■ **Testo fornito**
· · ·
Articolo disinformato e sfacciatamente fazioso; un esempio di argomentazione scorretta che potrebbe essere usato in classe per mostrare cosa si intende per “disonestà intellettuale”.

L’autrice non sa o finge di non sapere – non so quale delle due opzioni sia peggiore – che in un sistema scolastico possono e devono convivere momenti diversi nella didattica e nella valutazione.

Si straccia retoricamente le vesti per convincerci che un giorno ogni tre anni di valutazione standardizzata basti a spazzare via il quotidiano lavoro di valutazione formativa e sommativa che si realizza in aula o se le due cose fossero intrinsecamente incompatibili.

Finge di farci credere che una periodica misurazione standardizzata sia in conflitto con una quotidiana didattica innovativa, costruttivista e realmente centrata sulle competenze, quando in realtà sappiamo bene che sono proprio le classi che portano avanti modalità di lavoro di questo tipo quelle in cui le prove Invalsi certificano spesso i risultati migliori, a differenza di chi si ostina a un mero addestramento alle prove.

Ignora la normativa su DSA e prove. Ignora cosa sia il valore aggiunto, come cioè i dati INVALSI, se ci si prende la briga di leggerli, rendano giustizia proprio al lavoro di scuole “di frontiera”.

Insulta con alterigia, leggerezza e una approssimazione inaccettabili il lavoro di centinaia di insegnanti autori dei quesiti e quello del personale Invalsi con il lavoro di pretest, analisi dei dati, revisione dei quesiti, etichettando tutto con sprezzo come “quiz”.

Certamente tutte le opinioni devono essere rispettate, ma è troppo chiedere che dietro alle opinioni ci sia un po’ di sostanza e di informazione? Ben venga il confronto, ma non basato sul nulla!
· · ·
■ **Cosa fare**
- A) Elenca le attività del personale Invalsi che il commento nomina.
- B) Ricopia dal commento il brano compreso tra "Articolo disinformato e" e "e nella valutazione.", estremi inclusi.
Le voci non hanno alcun ruolo in questo lavoro.
· · ·
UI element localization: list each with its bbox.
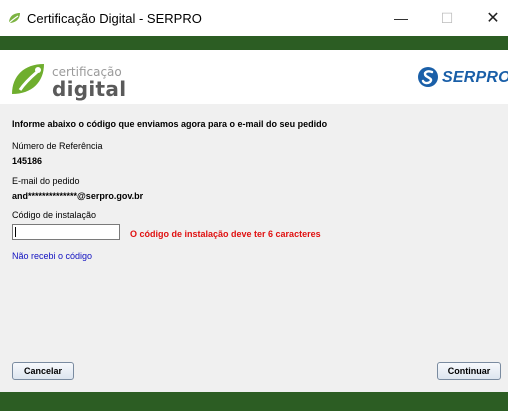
- title-bar: Certificação Digital - SERPRO — ☐ ✕: [0, 0, 508, 36]
- error-message: O código de instalação deve ter 6 caract…: [130, 229, 321, 239]
- text-caret: [15, 227, 16, 237]
- minimize-icon: —: [394, 10, 408, 26]
- email-label: E-mail do pedido: [12, 176, 80, 186]
- minimize-button[interactable]: —: [378, 0, 424, 36]
- email-value: and**************@serpro.gov.br: [12, 191, 144, 201]
- certificacao-digital-logo-icon: [12, 64, 44, 94]
- top-green-band: [0, 36, 508, 50]
- reference-value: 145186: [12, 156, 43, 166]
- logo-big-text: digital: [52, 77, 127, 101]
- app-leaf-icon: [8, 13, 20, 24]
- reference-label: Número de Referência: [12, 141, 103, 151]
- close-button[interactable]: ✕: [470, 0, 508, 36]
- continue-button[interactable]: Continuar: [437, 362, 501, 380]
- install-code-input[interactable]: [12, 224, 120, 240]
- maximize-button[interactable]: ☐: [424, 0, 470, 36]
- serpro-logo-icon: [418, 67, 438, 87]
- install-code-label: Código de instalação: [12, 210, 97, 220]
- header-banner: certificação digital SERPRO: [0, 50, 508, 104]
- cancel-button[interactable]: Cancelar: [12, 362, 74, 380]
- instruction-text: Informe abaixo o código que enviamos ago…: [12, 119, 328, 129]
- maximize-icon: ☐: [440, 9, 454, 26]
- continue-button-label: Continuar: [447, 366, 491, 376]
- dialog-window: Certificação Digital - SERPRO — ☐ ✕ cert…: [0, 0, 508, 411]
- cancel-button-label: Cancelar: [23, 366, 63, 376]
- bottom-green-band: [0, 392, 508, 411]
- window-title: Certificação Digital - SERPRO: [27, 11, 202, 26]
- serpro-brand-text: SERPRO: [442, 69, 508, 86]
- resend-code-link[interactable]: Não recebi o código: [12, 251, 92, 261]
- close-icon: ✕: [486, 10, 500, 27]
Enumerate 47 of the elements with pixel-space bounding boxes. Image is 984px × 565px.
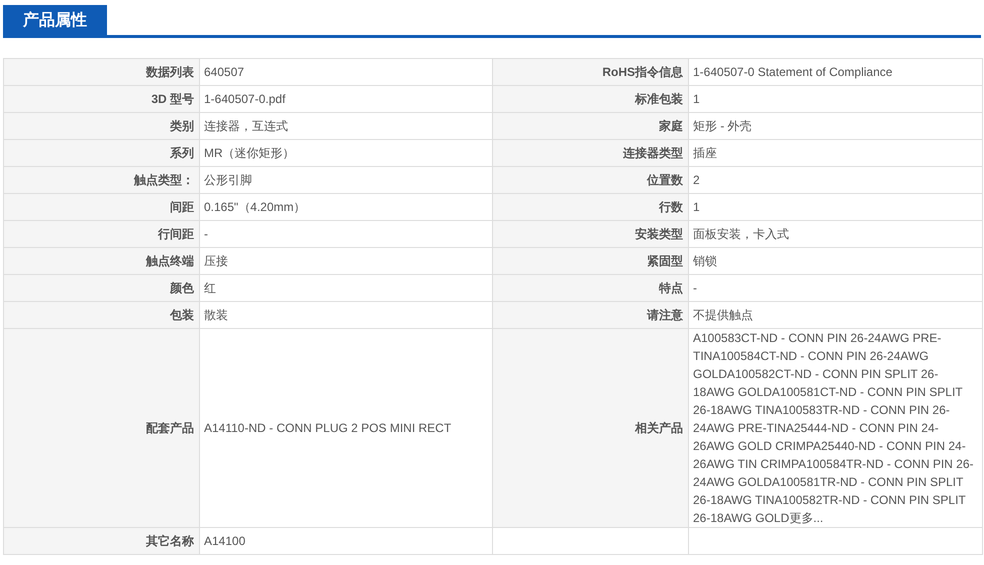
property-label: RoHS指令信息 (492, 58, 688, 86)
property-value: 销锁 (688, 248, 982, 274)
property-value: A14100 (200, 528, 492, 554)
property-label: 颜色 (4, 274, 200, 302)
property-label: 紧固型 (492, 248, 688, 274)
property-label: 安装类型 (492, 220, 688, 248)
property-value: 插座 (688, 140, 982, 166)
property-label: 家庭 (492, 112, 688, 140)
property-value: 红 (200, 274, 492, 302)
property-value: 1-640507-0.pdf (200, 86, 492, 112)
property-label: 配套产品 (4, 328, 200, 528)
property-value: 2 (688, 166, 982, 194)
property-value: 1 (688, 86, 982, 112)
property-value: 矩形 - 外壳 (688, 112, 982, 140)
property-value: A14110-ND - CONN PLUG 2 POS MINI RECT (200, 328, 492, 528)
property-label: 3D 型号 (4, 86, 200, 112)
property-label: 行数 (492, 194, 688, 220)
property-label: 间距 (4, 194, 200, 220)
property-value: 面板安装，卡入式 (688, 220, 982, 248)
property-value: MR（迷你矩形） (200, 140, 492, 166)
property-label: 系列 (4, 140, 200, 166)
property-label: 触点类型： (4, 166, 200, 194)
property-label: 行间距 (4, 220, 200, 248)
property-label: 请注意 (492, 302, 688, 328)
property-value: - (200, 220, 492, 248)
property-value: 640507 (200, 58, 492, 86)
property-value: 连接器，互连式 (200, 112, 492, 140)
property-label: 其它名称 (4, 528, 200, 554)
property-label: 包装 (4, 302, 200, 328)
property-value: 1-640507-0 Statement of Compliance (688, 58, 982, 86)
property-value: 公形引脚 (200, 166, 492, 194)
property-label: 连接器类型 (492, 140, 688, 166)
property-label: 相关产品 (492, 328, 688, 528)
property-value: A100583CT-ND - CONN PIN 26-24AWG PRE-TINA100584CT-ND - CONN PIN 26-24AWG GOLDA100582CT-ND - CONN PIN SPLIT 26-18AWG GOLDA100581CT-ND - CONN PIN SPLIT 26-18AWG TINA100583TR-ND - CONN PIN 26-24AWG PRE-TINA25444-ND - CONN PIN 24-26AWG GOLD CRIMPA25440-ND - CONN PIN 24-26AWG TIN CRIMPA100584TR-ND - CONN PIN 26-24AWG GOLDA100581TR-ND - CONN PIN SPLIT 26-18AWG TINA100582TR-ND - CONN PIN SPLIT 26-18AWG GOLD更多... (688, 328, 982, 528)
property-value: 0.165"（4.20mm） (200, 194, 492, 220)
section-tab[interactable]: 产品属性 (3, 5, 107, 35)
property-label: 标准包装 (492, 86, 688, 112)
property-label: 类别 (4, 112, 200, 140)
property-label: 特点 (492, 274, 688, 302)
property-value: 1 (688, 194, 982, 220)
property-label: 数据列表 (4, 58, 200, 86)
property-value: 不提供触点 (688, 302, 982, 328)
property-label: 位置数 (492, 166, 688, 194)
property-value: 压接 (200, 248, 492, 274)
property-value: 散装 (200, 302, 492, 328)
property-value: - (688, 274, 982, 302)
property-label: 触点终端 (4, 248, 200, 274)
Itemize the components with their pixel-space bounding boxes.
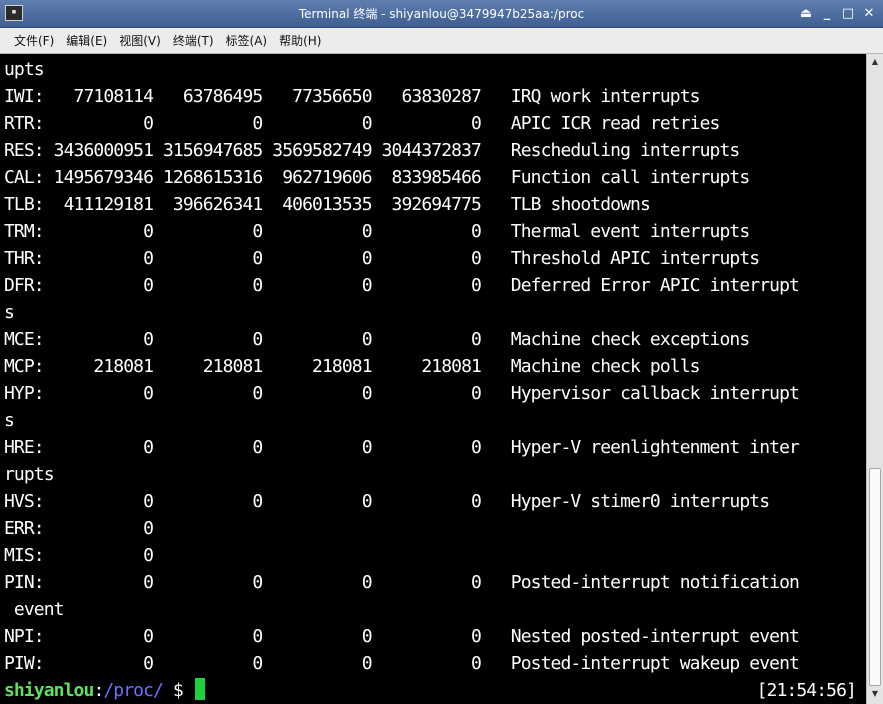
prompt-clock: [21:54:56] (756, 680, 857, 701)
output-line: upts (4, 59, 45, 80)
maximize-button[interactable]: □ (840, 6, 856, 22)
shell-prompt[interactable]: shiyanlou:/proc/ $ (4, 677, 205, 704)
output-line: MIS: 0 (4, 545, 154, 566)
prompt-user: shiyanlou (4, 680, 94, 701)
output-line: HYP: 0 0 0 0 Hypervisor callback interru… (4, 383, 800, 404)
output-line: TRM: 0 0 0 0 Thermal event interrupts (4, 221, 750, 242)
output-line: RTR: 0 0 0 0 APIC ICR read retries (4, 113, 720, 134)
output-line: HVS: 0 0 0 0 Hyper-V stimer0 interrupts (4, 491, 770, 512)
output-line: NPI: 0 0 0 0 Nested posted-interrupt eve… (4, 626, 800, 647)
prompt-dollar: $ (163, 680, 193, 701)
output-line: PIN: 0 0 0 0 Posted-interrupt notificati… (4, 572, 800, 593)
scroll-down-icon[interactable]: ▼ (869, 688, 881, 700)
output-line: THR: 0 0 0 0 Threshold APIC interrupts (4, 248, 760, 269)
output-line: DFR: 0 0 0 0 Deferred Error APIC interru… (4, 275, 800, 296)
terminal-window: ▪ Terminal 终端 - shiyanlou@3479947b25aa:/… (0, 0, 883, 704)
output-line: s (4, 410, 15, 431)
output-line: HRE: 0 0 0 0 Hyper-V reenlightenment int… (4, 437, 800, 458)
output-line: PIW: 0 0 0 0 Posted-interrupt wakeup eve… (4, 653, 800, 674)
output-line: rupts (4, 464, 55, 485)
window-title: Terminal 终端 - shiyanlou@3479947b25aa:/pr… (298, 7, 585, 21)
menu-terminal[interactable]: 终端(T) (167, 29, 220, 53)
menu-edit[interactable]: 编辑(E) (60, 29, 113, 53)
scroll-thumb[interactable] (869, 468, 881, 686)
output-line: TLB: 411129181 396626341 406013535 39269… (4, 194, 651, 215)
output-line: ERR: 0 (4, 518, 154, 539)
prompt-separator: : (93, 680, 104, 701)
menu-tabs[interactable]: 标签(A) (220, 29, 274, 53)
terminal-output[interactable]: upts IWI: 77108114 63786495 77356650 638… (0, 54, 866, 704)
prompt-path: /proc/ (103, 680, 164, 701)
title-bar[interactable]: ▪ Terminal 终端 - shiyanlou@3479947b25aa:/… (0, 0, 883, 28)
output-line: MCE: 0 0 0 0 Machine check exceptions (4, 329, 750, 350)
output-line: s (4, 302, 15, 323)
text-cursor (194, 678, 205, 700)
menu-file[interactable]: 文件(F) (8, 29, 60, 53)
shade-button[interactable]: ⏏ (798, 6, 814, 22)
scroll-up-icon[interactable]: ▲ (869, 56, 881, 68)
minimize-button[interactable]: _ (819, 6, 835, 22)
output-line: IWI: 77108114 63786495 77356650 63830287… (4, 86, 700, 107)
window-controls: ⏏ _ □ ✕ (798, 0, 877, 28)
menu-view[interactable]: 视图(V) (113, 29, 167, 53)
close-button[interactable]: ✕ (861, 6, 877, 22)
menu-help[interactable]: 帮助(H) (273, 29, 327, 53)
output-line: CAL: 1495679346 1268615316 962719606 833… (4, 167, 750, 188)
output-line: RES: 3436000951 3156947685 3569582749 30… (4, 140, 740, 161)
vertical-scrollbar[interactable]: ▲ ▼ (866, 54, 883, 704)
output-line: event (4, 599, 65, 620)
menu-bar: 文件(F) 编辑(E) 视图(V) 终端(T) 标签(A) 帮助(H) (0, 28, 883, 54)
output-line: MCP: 218081 218081 218081 218081 Machine… (4, 356, 700, 377)
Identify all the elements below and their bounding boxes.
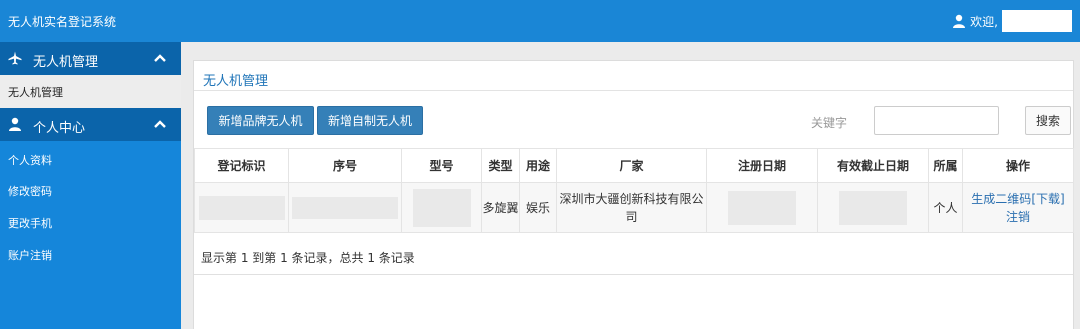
main-panel: 无人机管理 新增品牌无人机 新增自制无人机 关键字 搜索 登记标识 序号 型号 … bbox=[193, 60, 1074, 329]
redacted-value bbox=[412, 188, 471, 227]
redacted-value bbox=[728, 190, 796, 225]
cell-model bbox=[401, 182, 482, 233]
table-header-row: 登记标识 序号 型号 类型 用途 厂家 注册日期 有效截止日期 所属 操作 bbox=[194, 148, 1074, 183]
sidebar-item-label: 无人机管理 bbox=[8, 86, 63, 99]
sidebar-group-drone-management[interactable]: 无人机管理 bbox=[0, 42, 181, 75]
column-header[interactable]: 用途 bbox=[519, 148, 557, 183]
redacted-value bbox=[839, 190, 907, 225]
pagination-summary: 显示第 1 到第 1 条记录，总共 1 条记录 bbox=[201, 251, 415, 265]
sidebar-item-profile[interactable]: 个人资料 bbox=[8, 152, 52, 168]
cell-type: 多旋翼 bbox=[481, 182, 520, 233]
user-area: 欢迎, bbox=[952, 10, 1072, 32]
download-link[interactable]: [下载] bbox=[1031, 192, 1064, 206]
cell-serial bbox=[288, 182, 402, 233]
app-title: 无人机实名登记系统 bbox=[8, 15, 117, 29]
add-brand-drone-button[interactable]: 新增品牌无人机 bbox=[207, 106, 314, 135]
generate-qr-link[interactable]: 生成二维码 bbox=[971, 192, 1031, 206]
sidebar-group-label: 无人机管理 bbox=[33, 55, 99, 70]
sidebar-group-personal-center[interactable]: 个人中心 bbox=[0, 108, 181, 141]
cancel-registration-link[interactable]: 注销 bbox=[1006, 210, 1030, 224]
column-header[interactable]: 厂家 bbox=[556, 148, 707, 183]
column-header[interactable]: 有效截止日期 bbox=[817, 148, 929, 183]
user-icon bbox=[9, 117, 21, 131]
search-button[interactable]: 搜索 bbox=[1025, 106, 1071, 135]
keyword-label: 关键字 bbox=[811, 116, 848, 130]
redacted-value bbox=[198, 195, 285, 220]
welcome-text: 欢迎, bbox=[970, 14, 998, 29]
cell-owner: 个人 bbox=[928, 182, 963, 233]
sidebar-item-change-password[interactable]: 修改密码 bbox=[8, 183, 52, 199]
keyword-input[interactable] bbox=[874, 106, 999, 135]
sidebar-group-label: 个人中心 bbox=[33, 121, 86, 136]
table-row[interactable]: 多旋翼 娱乐 深圳市大疆创新科技有限公司 个人 生成二维码[下载] 注销 bbox=[194, 182, 1074, 233]
page-title: 无人机管理 bbox=[203, 74, 269, 89]
plane-icon bbox=[8, 51, 22, 65]
cell-maker: 深圳市大疆创新科技有限公司 bbox=[556, 182, 707, 233]
cell-actions: 生成二维码[下载] 注销 bbox=[962, 182, 1074, 233]
cell-reg-id bbox=[194, 182, 289, 233]
user-icon bbox=[953, 14, 966, 28]
column-header[interactable]: 登记标识 bbox=[194, 148, 289, 183]
column-header[interactable]: 操作 bbox=[962, 148, 1074, 183]
sidebar-item-drone-management[interactable]: 无人机管理 bbox=[0, 75, 181, 108]
column-header[interactable]: 所属 bbox=[928, 148, 963, 183]
sidebar-item-change-phone[interactable]: 更改手机 bbox=[8, 215, 52, 231]
sidebar-item-cancel-account[interactable]: 账户注销 bbox=[8, 247, 52, 263]
chevron-up-icon[interactable] bbox=[154, 119, 166, 129]
redacted-value bbox=[292, 196, 398, 219]
drone-table: 登记标识 序号 型号 类型 用途 厂家 注册日期 有效截止日期 所属 操作 多旋… bbox=[194, 148, 1074, 233]
cell-expiry bbox=[817, 182, 929, 233]
add-custom-drone-button[interactable]: 新增自制无人机 bbox=[317, 106, 423, 135]
column-header[interactable]: 型号 bbox=[401, 148, 482, 183]
cell-reg-date bbox=[706, 182, 818, 233]
column-header[interactable]: 序号 bbox=[288, 148, 402, 183]
column-header[interactable]: 注册日期 bbox=[706, 148, 818, 183]
column-header[interactable]: 类型 bbox=[481, 148, 520, 183]
top-bar: 无人机实名登记系统 欢迎, bbox=[0, 0, 1080, 42]
title-divider bbox=[194, 90, 1073, 91]
sidebar: 无人机管理 无人机管理 个人中心 个人资料 修改密码 更改手机 账户注销 bbox=[0, 42, 181, 329]
username-box[interactable] bbox=[1002, 10, 1072, 32]
table-bottom-divider bbox=[194, 274, 1073, 275]
cell-usage: 娱乐 bbox=[519, 182, 557, 233]
chevron-up-icon[interactable] bbox=[154, 53, 166, 63]
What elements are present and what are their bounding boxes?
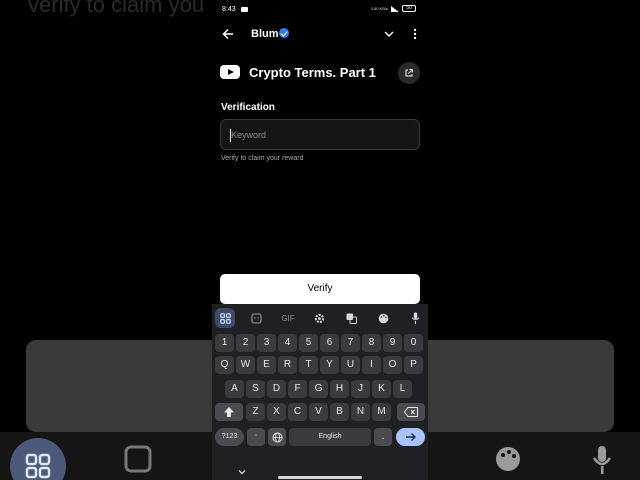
translate-icon[interactable] <box>341 308 361 328</box>
mic-icon[interactable] <box>405 308 425 328</box>
space-key[interactable]: English <box>289 428 371 446</box>
key-r[interactable]: R <box>278 356 297 374</box>
symbols-key[interactable]: ?123 <box>215 428 244 446</box>
verification-label: Verification <box>221 102 275 113</box>
key-a[interactable]: A <box>225 380 244 398</box>
key-o[interactable]: O <box>383 356 402 374</box>
background-palette-icon <box>480 438 536 480</box>
key-0[interactable]: 0 <box>404 334 423 352</box>
key-c[interactable]: C <box>288 403 307 421</box>
arrow-right-icon <box>405 433 416 441</box>
key-b[interactable]: B <box>330 403 349 421</box>
open-link-button[interactable] <box>398 62 420 84</box>
battery-icon: 50 <box>402 5 416 12</box>
key-k[interactable]: K <box>372 380 391 398</box>
key-l[interactable]: L <box>393 380 412 398</box>
key-e[interactable]: E <box>257 356 276 374</box>
key-q[interactable]: Q <box>215 356 234 374</box>
sticker-icon[interactable] <box>246 308 266 328</box>
home-indicator[interactable] <box>278 476 362 479</box>
key-n[interactable]: N <box>351 403 370 421</box>
key-2[interactable]: 2 <box>236 334 255 352</box>
chevron-down-icon[interactable] <box>383 27 395 39</box>
gif-button[interactable]: GIF <box>278 308 298 328</box>
middle-letter-row: A S D F G H J K L <box>212 380 428 398</box>
key-p[interactable]: P <box>404 356 423 374</box>
key-s[interactable]: S <box>246 380 265 398</box>
task-title-row: Crypto Terms. Part 1 <box>220 62 420 84</box>
video-frame: verify to claim you 8:43 3.80 KB/s 50 Bl… <box>0 0 640 480</box>
phone-screen: 8:43 3.80 KB/s 50 Blum Crypto Terms. Par… <box>212 0 428 480</box>
globe-icon <box>272 432 282 443</box>
key-4[interactable]: 4 <box>278 334 297 352</box>
key-1[interactable]: 1 <box>215 334 234 352</box>
function-row: ?123 , English . <box>212 428 428 446</box>
camera-icon <box>241 7 248 12</box>
keyboard-toolbar: GIF <box>212 308 428 328</box>
key-f[interactable]: F <box>288 380 307 398</box>
background-echo-text: verify to claim you <box>28 0 205 17</box>
external-link-icon <box>405 69 413 77</box>
bottom-letter-row: Z X C V B N M <box>212 403 428 421</box>
hide-keyboard-chevron-icon[interactable] <box>237 464 247 475</box>
apps-icon[interactable] <box>215 308 235 328</box>
more-options-icon[interactable] <box>409 27 421 41</box>
key-j[interactable]: J <box>351 380 370 398</box>
keyword-field[interactable] <box>220 119 420 150</box>
signal-icon <box>391 5 399 12</box>
key-d[interactable]: D <box>267 380 286 398</box>
verification-hint: Verify to claim your reward <box>221 155 304 162</box>
key-g[interactable]: G <box>309 380 328 398</box>
shift-icon <box>224 407 234 417</box>
key-m[interactable]: M <box>372 403 391 421</box>
background-mic-icon <box>574 438 630 480</box>
app-name: Blum <box>251 28 279 40</box>
palette-icon[interactable] <box>373 308 393 328</box>
network-speed: 3.80 KB/s <box>370 5 388 11</box>
number-row: 1 2 3 4 5 6 7 8 9 0 <box>212 334 428 352</box>
verify-button[interactable]: Verify <box>220 274 420 304</box>
enter-key[interactable] <box>396 428 425 446</box>
language-key[interactable] <box>268 428 286 446</box>
verified-badge-icon <box>279 28 289 38</box>
shift-key[interactable] <box>215 403 243 421</box>
status-time: 8:43 <box>222 6 236 13</box>
key-z[interactable]: Z <box>246 403 265 421</box>
top-letter-row: Q W E R T Y U I O P <box>212 356 428 374</box>
text-caret <box>230 129 231 142</box>
background-sticker-icon <box>110 438 166 480</box>
back-arrow-icon[interactable] <box>220 26 236 42</box>
key-i[interactable]: I <box>362 356 381 374</box>
key-5[interactable]: 5 <box>299 334 318 352</box>
key-8[interactable]: 8 <box>362 334 381 352</box>
key-7[interactable]: 7 <box>341 334 360 352</box>
status-bar: 8:43 3.80 KB/s 50 <box>212 0 428 20</box>
emoji-comma-key[interactable]: , <box>247 428 265 446</box>
period-key[interactable]: . <box>374 428 392 446</box>
status-right: 3.80 KB/s 50 <box>371 5 416 12</box>
backspace-key[interactable] <box>397 403 425 421</box>
settings-icon[interactable] <box>309 308 329 328</box>
key-3[interactable]: 3 <box>257 334 276 352</box>
task-title: Crypto Terms. Part 1 <box>249 65 376 80</box>
key-t[interactable]: T <box>299 356 318 374</box>
youtube-icon <box>220 65 240 79</box>
key-x[interactable]: X <box>267 403 286 421</box>
key-v[interactable]: V <box>309 403 328 421</box>
backspace-icon <box>403 407 418 417</box>
key-w[interactable]: W <box>236 356 255 374</box>
key-h[interactable]: H <box>330 380 349 398</box>
keyword-input[interactable] <box>221 120 419 149</box>
keyboard: GIF 1 2 3 4 5 6 7 8 9 0 Q W E R T Y U I … <box>212 304 428 480</box>
key-y[interactable]: Y <box>320 356 339 374</box>
key-u[interactable]: U <box>341 356 360 374</box>
key-6[interactable]: 6 <box>320 334 339 352</box>
app-header: Blum <box>212 22 428 46</box>
key-9[interactable]: 9 <box>383 334 402 352</box>
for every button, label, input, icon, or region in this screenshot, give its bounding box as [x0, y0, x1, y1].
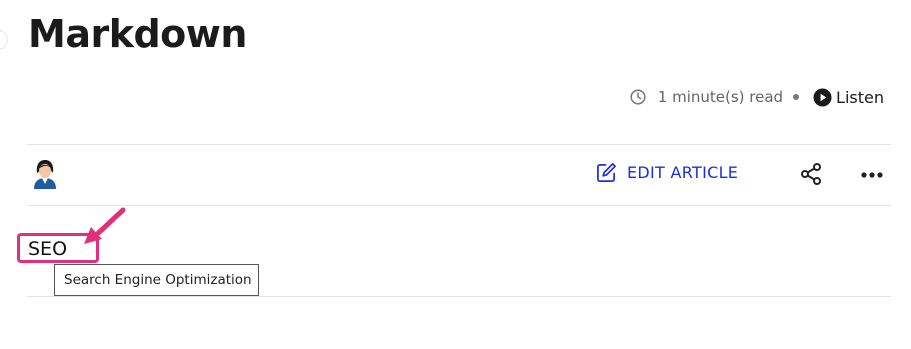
· · ·
■ **Soluzioni**
- A)
pretest
analisi dei dati
revisione dei quesiti

- B)
Articolo disinformato e sfacciatamente fazioso; un esempio di argomentazione scorretta che potrebbe essere usato in classe per mostrare cosa si intende per “disonestà intellettuale”.

L’autrice non sa o finge di non sapere – non so quale delle due opzioni sia peggiore – che in un sistema scolastico possono e devono convivere momenti diversi nella didattica e nella valutazione.